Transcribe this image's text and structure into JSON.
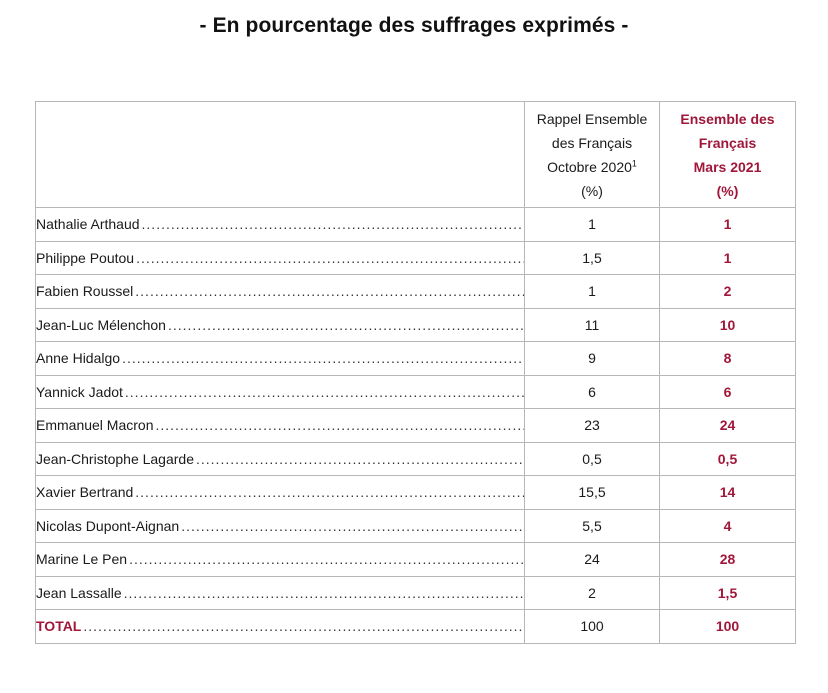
{
  "title": "- En pourcentage des suffrages exprimés -",
  "colors": {
    "accent": "#a0173a",
    "border": "#b7b7b7"
  },
  "header": {
    "col_oct_lines": [
      "Rappel Ensemble",
      "des Français",
      "Octobre 2020",
      "(%)"
    ],
    "col_oct_footnote": "1",
    "col_mar_lines": [
      "Ensemble des",
      "Français",
      "Mars 2021",
      "(%)"
    ]
  },
  "rows": [
    {
      "name": "Nathalie Arthaud",
      "oct_2020": "1",
      "mar_2021": "1"
    },
    {
      "name": "Philippe Poutou",
      "oct_2020": "1,5",
      "mar_2021": "1"
    },
    {
      "name": "Fabien Roussel",
      "oct_2020": "1",
      "mar_2021": "2"
    },
    {
      "name": "Jean-Luc Mélenchon",
      "oct_2020": "11",
      "mar_2021": "10"
    },
    {
      "name": "Anne Hidalgo",
      "oct_2020": "9",
      "mar_2021": "8"
    },
    {
      "name": "Yannick Jadot",
      "oct_2020": "6",
      "mar_2021": "6"
    },
    {
      "name": "Emmanuel Macron",
      "oct_2020": "23",
      "mar_2021": "24"
    },
    {
      "name": "Jean-Christophe Lagarde",
      "oct_2020": "0,5",
      "mar_2021": "0,5"
    },
    {
      "name": "Xavier Bertrand",
      "oct_2020": "15,5",
      "mar_2021": "14"
    },
    {
      "name": "Nicolas Dupont-Aignan",
      "oct_2020": "5,5",
      "mar_2021": "4"
    },
    {
      "name": "Marine Le Pen",
      "oct_2020": "24",
      "mar_2021": "28"
    },
    {
      "name": "Jean Lassalle",
      "oct_2020": "2",
      "mar_2021": "1,5"
    }
  ],
  "total": {
    "name": "TOTAL",
    "oct_2020": "100",
    "mar_2021": "100"
  }
}
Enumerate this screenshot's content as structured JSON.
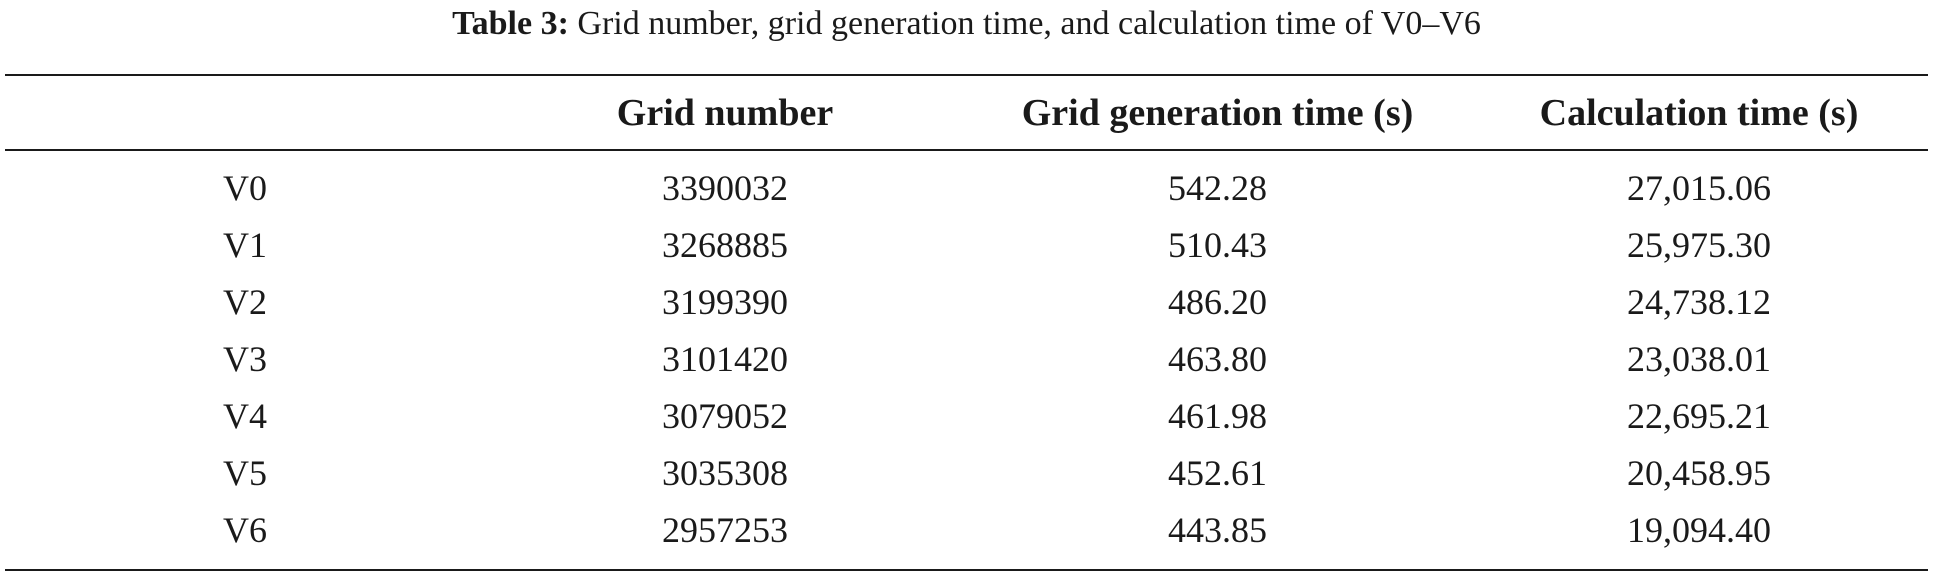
{
  "caption": {
    "label": "Table 3:",
    "text": " Grid number, grid generation time, and calculation time of V0–V6"
  },
  "table": {
    "headers": [
      "",
      "Grid number",
      "Grid generation time (s)",
      "Calculation time (s)"
    ],
    "rows": [
      [
        "V0",
        "3390032",
        "542.28",
        "27,015.06"
      ],
      [
        "V1",
        "3268885",
        "510.43",
        "25,975.30"
      ],
      [
        "V2",
        "3199390",
        "486.20",
        "24,738.12"
      ],
      [
        "V3",
        "3101420",
        "463.80",
        "23,038.01"
      ],
      [
        "V4",
        "3079052",
        "461.98",
        "22,695.21"
      ],
      [
        "V5",
        "3035308",
        "452.61",
        "20,458.95"
      ],
      [
        "V6",
        "2957253",
        "443.85",
        "19,094.40"
      ]
    ]
  }
}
--------------------
Exercise description
Quote each entry above verbatim and drop the pictures.

Correct response
Transcribe this image's text and structure into JSON.
{
  "title": "- En pourcentage des suffrages exprimés -",
  "colors": {
    "accent": "#a0173a",
    "border": "#b7b7b7"
  },
  "header": {
    "col_oct_lines": [
      "Rappel Ensemble",
      "des Français",
      "Octobre 2020",
      "(%)"
    ],
    "col_oct_footnote": "1",
    "col_mar_lines": [
      "Ensemble des",
      "Français",
      "Mars 2021",
      "(%)"
    ]
  },
  "rows": [
    {
      "name": "Nathalie Arthaud",
      "oct_2020": "1",
      "mar_2021": "1"
    },
    {
      "name": "Philippe Poutou",
      "oct_2020": "1,5",
      "mar_2021": "1"
    },
    {
      "name": "Fabien Roussel",
      "oct_2020": "1",
      "mar_2021": "2"
    },
    {
      "name": "Jean-Luc Mélenchon",
      "oct_2020": "11",
      "mar_2021": "10"
    },
    {
      "name": "Anne Hidalgo",
      "oct_2020": "9",
      "mar_2021": "8"
    },
    {
      "name": "Yannick Jadot",
      "oct_2020": "6",
      "mar_2021": "6"
    },
    {
      "name": "Emmanuel Macron",
      "oct_2020": "23",
      "mar_2021": "24"
    },
    {
      "name": "Jean-Christophe Lagarde",
      "oct_2020": "0,5",
      "mar_2021": "0,5"
    },
    {
      "name": "Xavier Bertrand",
      "oct_2020": "15,5",
      "mar_2021": "14"
    },
    {
      "name": "Nicolas Dupont-Aignan",
      "oct_2020": "5,5",
      "mar_2021": "4"
    },
    {
      "name": "Marine Le Pen",
      "oct_2020": "24",
      "mar_2021": "28"
    },
    {
      "name": "Jean Lassalle",
      "oct_2020": "2",
      "mar_2021": "1,5"
    }
  ],
  "total": {
    "name": "TOTAL",
    "oct_2020": "100",
    "mar_2021": "100"
  }
}
Enumerate this screenshot's content as structured JSON.
{
  "caption": {
    "label": "Table 3:",
    "text": " Grid number, grid generation time, and calculation time of V0–V6"
  },
  "table": {
    "headers": [
      "",
      "Grid number",
      "Grid generation time (s)",
      "Calculation time (s)"
    ],
    "rows": [
      [
        "V0",
        "3390032",
        "542.28",
        "27,015.06"
      ],
      [
        "V1",
        "3268885",
        "510.43",
        "25,975.30"
      ],
      [
        "V2",
        "3199390",
        "486.20",
        "24,738.12"
      ],
      [
        "V3",
        "3101420",
        "463.80",
        "23,038.01"
      ],
      [
        "V4",
        "3079052",
        "461.98",
        "22,695.21"
      ],
      [
        "V5",
        "3035308",
        "452.61",
        "20,458.95"
      ],
      [
        "V6",
        "2957253",
        "443.85",
        "19,094.40"
      ]
    ]
  }
}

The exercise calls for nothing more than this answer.